**TO DO**
Copy each line exactly. Leave nothing out.

Figure contents as structured data:
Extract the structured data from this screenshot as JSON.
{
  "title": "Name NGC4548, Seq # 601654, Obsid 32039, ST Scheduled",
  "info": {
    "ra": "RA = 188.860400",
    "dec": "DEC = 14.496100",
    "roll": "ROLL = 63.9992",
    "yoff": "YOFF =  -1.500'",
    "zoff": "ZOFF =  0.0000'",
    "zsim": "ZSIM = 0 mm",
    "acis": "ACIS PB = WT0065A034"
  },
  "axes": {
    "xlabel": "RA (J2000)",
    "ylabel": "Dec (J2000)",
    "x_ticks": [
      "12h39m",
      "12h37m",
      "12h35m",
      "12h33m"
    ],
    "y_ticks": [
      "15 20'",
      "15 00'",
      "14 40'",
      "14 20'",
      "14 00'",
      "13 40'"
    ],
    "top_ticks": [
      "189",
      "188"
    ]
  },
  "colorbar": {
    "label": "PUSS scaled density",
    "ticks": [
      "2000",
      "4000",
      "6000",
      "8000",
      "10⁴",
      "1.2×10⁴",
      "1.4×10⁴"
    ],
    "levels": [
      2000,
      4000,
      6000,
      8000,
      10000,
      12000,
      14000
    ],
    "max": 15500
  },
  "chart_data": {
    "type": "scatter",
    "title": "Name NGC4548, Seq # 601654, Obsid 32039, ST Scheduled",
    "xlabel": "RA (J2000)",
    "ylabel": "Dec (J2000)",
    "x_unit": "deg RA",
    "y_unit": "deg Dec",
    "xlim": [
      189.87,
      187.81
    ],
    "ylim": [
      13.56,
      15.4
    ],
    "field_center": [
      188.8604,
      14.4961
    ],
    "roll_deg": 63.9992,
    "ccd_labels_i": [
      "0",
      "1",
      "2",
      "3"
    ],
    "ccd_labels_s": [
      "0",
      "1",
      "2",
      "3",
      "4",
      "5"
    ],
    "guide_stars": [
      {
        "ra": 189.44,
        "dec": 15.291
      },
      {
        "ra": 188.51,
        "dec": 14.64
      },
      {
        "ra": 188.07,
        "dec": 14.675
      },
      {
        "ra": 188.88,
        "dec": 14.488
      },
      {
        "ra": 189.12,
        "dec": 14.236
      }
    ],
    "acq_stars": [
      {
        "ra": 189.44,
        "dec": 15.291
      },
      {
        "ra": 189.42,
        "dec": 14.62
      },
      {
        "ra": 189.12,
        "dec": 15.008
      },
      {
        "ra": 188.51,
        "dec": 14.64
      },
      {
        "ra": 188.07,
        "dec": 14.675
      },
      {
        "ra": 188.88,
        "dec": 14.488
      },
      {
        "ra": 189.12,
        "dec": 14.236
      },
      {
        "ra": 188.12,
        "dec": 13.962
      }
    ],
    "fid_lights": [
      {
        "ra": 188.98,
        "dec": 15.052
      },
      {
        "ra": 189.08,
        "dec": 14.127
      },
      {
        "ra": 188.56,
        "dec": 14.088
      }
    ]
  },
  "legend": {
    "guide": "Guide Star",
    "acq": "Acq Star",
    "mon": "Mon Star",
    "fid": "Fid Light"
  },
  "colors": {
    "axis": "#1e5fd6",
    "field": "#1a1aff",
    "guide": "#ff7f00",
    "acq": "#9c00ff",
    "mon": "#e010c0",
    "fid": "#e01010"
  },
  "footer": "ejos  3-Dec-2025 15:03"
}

**RESPONSE**
Extract the structured data from this screenshot as JSON.
{
  "title": "Name NGC4548, Seq # 601654, Obsid 32039, ST Scheduled",
  "info": {
    "ra": "RA = 188.860400",
    "dec": "DEC = 14.496100",
    "roll": "ROLL = 63.9992",
    "yoff": "YOFF =  -1.500'",
    "zoff": "ZOFF =  0.0000'",
    "zsim": "ZSIM = 0 mm",
    "acis": "ACIS PB = WT0065A034"
  },
  "axes": {
    "xlabel": "RA (J2000)",
    "ylabel": "Dec (J2000)",
    "x_ticks": [
      "12h39m",
      "12h37m",
      "12h35m",
      "12h33m"
    ],
    "y_ticks": [
      "15 20'",
      "15 00'",
      "14 40'",
      "14 20'",
      "14 00'",
      "13 40'"
    ],
    "top_ticks": [
      "189",
      "188"
    ]
  },
  "colorbar": {
    "label": "PUSS scaled density",
    "ticks": [
      "2000",
      "4000",
      "6000",
      "8000",
      "10⁴",
      "1.2×10⁴",
      "1.4×10⁴"
    ],
    "levels": [
      2000,
      4000,
      6000,
      8000,
      10000,
      12000,
      14000
    ],
    "max": 15500
  },
  "chart_data": {
    "type": "scatter",
    "title": "Name NGC4548, Seq # 601654, Obsid 32039, ST Scheduled",
    "xlabel": "RA (J2000)",
    "ylabel": "Dec (J2000)",
    "x_unit": "deg RA",
    "y_unit": "deg Dec",
    "xlim": [
      189.87,
      187.81
    ],
    "ylim": [
      13.56,
      15.4
    ],
    "field_center": [
      188.8604,
      14.4961
    ],
    "roll_deg": 63.9992,
    "ccd_labels_i": [
      "0",
      "1",
      "2",
      "3"
    ],
    "ccd_labels_s": [
      "0",
      "1",
      "2",
      "3",
      "4",
      "5"
    ],
    "guide_stars": [
      {
        "ra": 189.44,
        "dec": 15.291
      },
      {
        "ra": 188.51,
        "dec": 14.64
      },
      {
        "ra": 188.07,
        "dec": 14.675
      },
      {
        "ra": 188.88,
        "dec": 14.488
      },
      {
        "ra": 189.12,
        "dec": 14.236
      }
    ],
    "acq_stars": [
      {
        "ra": 189.44,
        "dec": 15.291
      },
      {
        "ra": 189.42,
        "dec": 14.62
      },
      {
        "ra": 189.12,
        "dec": 15.008
      },
      {
        "ra": 188.51,
        "dec": 14.64
      },
      {
        "ra": 188.07,
        "dec": 14.675
      },
      {
        "ra": 188.88,
        "dec": 14.488
      },
      {
        "ra": 189.12,
        "dec": 14.236
      },
      {
        "ra": 188.12,
        "dec": 13.962
      }
    ],
    "fid_lights": [
      {
        "ra": 188.98,
        "dec": 15.052
      },
      {
        "ra": 189.08,
        "dec": 14.127
      },
      {
        "ra": 188.56,
        "dec": 14.088
      }
    ]
  },
  "legend": {
    "guide": "Guide Star",
    "acq": "Acq Star",
    "mon": "Mon Star",
    "fid": "Fid Light"
  },
  "colors": {
    "axis": "#1e5fd6",
    "field": "#1a1aff",
    "guide": "#ff7f00",
    "acq": "#9c00ff",
    "mon": "#e010c0",
    "fid": "#e01010"
  },
  "footer": "ejos  3-Dec-2025 15:03"
}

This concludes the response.